• Source extract:
◇ ◇ ◇ ◇ ◇

I Wore the Ocean in the Shape of a Girl (11 page)

“You should still go,” she said. I didn’t really want to. We find a copy of
Butterfield 8
in a wooden drawer—I borrow it. “You’ll have to have a drink first.” I’ve never had a drink. But it makes sense the way she explains it, getting ready for the party. It isn’t like I’m not curious. The kitchen is white. Sharee opens cabinets, finds a bottle of rum. “I can make a rum and Coke,” she said, gets a can from the refrigerator. I’m impressed that she knows how to do this. But she won’t drink with me, because of the babysitting. She takes the responsibility for kids seriously. I will too, when I
get the babysitting job with the people who call me Helen, who have the Cat Stevens album—I’ll steal their alcohol, but won’t drink it while I’m working. But I’ll learn that really that’s because I don’t like to drink alone.

Sharee hands the drink to me—it tastes like very cold Coke. The thick transparent glass is like a piece of ice against my lips, something I can bite. “Maybe you should drink another one,” she said. I didn’t really feel very different, not party-ready. She makes me another. I drink it. Both drinks hit at once. My chest radiates, a sun inside. I leave for the party, a few houses down the sidewalk. Speak to one of the older motorcycle brothers. He sits hunched over on his bike, as if the air is too heavy. Only his head lifted up like a snake. He has to raise his eyes to see me. Though he is one of the friendlier brothers, he isn’t attractive. Less raw than the others, he pouts about some problem that could prevent all the brothers from attending the party—some indignation one brother has suffered. The pouting biker has beer with him, and he’s going to leave with it, his trail of siblings. “Stay,” I said. It’s 1976. I’m fifteen now. Counseling him. Sharee’s neighbor inside the house, still wearing his wretched shorts. There’s a beer bottle in my hand. And then we’re all in the house, and drinking is the only thing that made it—or me—interesting.

◇ ◇ ◇ ◇ ◇

• Data shown:
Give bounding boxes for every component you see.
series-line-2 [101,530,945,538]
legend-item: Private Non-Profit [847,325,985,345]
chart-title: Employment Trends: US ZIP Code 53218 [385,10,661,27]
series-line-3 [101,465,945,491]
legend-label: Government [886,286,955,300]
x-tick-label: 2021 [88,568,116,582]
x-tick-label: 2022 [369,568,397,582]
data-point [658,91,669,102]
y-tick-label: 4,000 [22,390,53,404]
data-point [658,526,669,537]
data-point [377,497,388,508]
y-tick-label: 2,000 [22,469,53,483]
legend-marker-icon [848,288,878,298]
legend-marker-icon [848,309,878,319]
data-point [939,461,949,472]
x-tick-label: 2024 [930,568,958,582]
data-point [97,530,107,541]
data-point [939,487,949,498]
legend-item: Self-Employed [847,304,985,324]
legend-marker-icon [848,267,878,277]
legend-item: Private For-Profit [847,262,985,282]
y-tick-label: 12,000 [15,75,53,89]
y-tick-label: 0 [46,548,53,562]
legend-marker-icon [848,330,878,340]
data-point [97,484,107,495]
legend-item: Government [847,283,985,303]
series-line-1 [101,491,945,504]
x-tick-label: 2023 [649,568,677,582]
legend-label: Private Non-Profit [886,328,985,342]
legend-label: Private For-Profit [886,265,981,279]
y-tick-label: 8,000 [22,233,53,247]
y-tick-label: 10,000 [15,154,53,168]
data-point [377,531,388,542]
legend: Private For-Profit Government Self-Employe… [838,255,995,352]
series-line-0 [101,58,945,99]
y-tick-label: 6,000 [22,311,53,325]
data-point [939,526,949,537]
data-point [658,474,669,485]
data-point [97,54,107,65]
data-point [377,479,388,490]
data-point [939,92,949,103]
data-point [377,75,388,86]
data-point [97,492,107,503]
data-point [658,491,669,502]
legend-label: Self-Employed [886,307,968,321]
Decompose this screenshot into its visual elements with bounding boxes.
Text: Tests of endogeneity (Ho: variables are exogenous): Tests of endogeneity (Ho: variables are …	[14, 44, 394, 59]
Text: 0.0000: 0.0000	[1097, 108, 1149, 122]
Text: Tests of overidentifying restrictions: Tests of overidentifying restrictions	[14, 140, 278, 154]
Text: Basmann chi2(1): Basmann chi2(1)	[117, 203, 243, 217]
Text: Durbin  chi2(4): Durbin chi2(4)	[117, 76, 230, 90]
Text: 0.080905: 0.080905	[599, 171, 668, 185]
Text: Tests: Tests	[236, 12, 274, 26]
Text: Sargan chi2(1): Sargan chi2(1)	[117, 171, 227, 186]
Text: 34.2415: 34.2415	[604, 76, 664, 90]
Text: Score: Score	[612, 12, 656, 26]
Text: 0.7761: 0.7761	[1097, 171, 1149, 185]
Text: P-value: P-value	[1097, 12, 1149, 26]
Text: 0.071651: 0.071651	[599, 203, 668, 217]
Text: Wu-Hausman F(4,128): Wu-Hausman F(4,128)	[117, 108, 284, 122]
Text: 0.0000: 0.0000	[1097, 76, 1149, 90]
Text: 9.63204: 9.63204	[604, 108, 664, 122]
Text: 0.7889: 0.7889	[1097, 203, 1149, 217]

◇ ◇ ◇ ◇ ◇

• Parts of the exercise:
A. In the excerpt about the party, why won't Sharee drink with the narrator?
B. Transcribe the passage of the excerpt about the party from "I Wore the Ocean" to "to drink alone.".

• Answers for the tasks:
A. She won't drink because of the babysitting.

B.
I Wore the Ocean in the Shape of a Girl (11 page)

“You should still go,” she said. I didn’t really want to. We find a copy of
Butterfield 8
in a wooden drawer—I borrow it. “You’ll have to have a drink first.” I’ve never had a drink. But it makes sense the way she explains it, getting ready for the party. It isn’t like I’m not curious. The kitchen is white. Sharee opens cabinets, finds a bottle of rum. “I can make a rum and Coke,” she said, gets a can from the refrigerator. I’m impressed that she knows how to do this. But she won’t drink with me, because of the babysitting. She takes the responsibility for kids seriously. I will too, when I
get the babysitting job with the people who call me Helen, who have the Cat Stevens album—I’ll steal their alcohol, but won’t drink it while I’m working. But I’ll learn that really that’s because I don’t like to drink alone.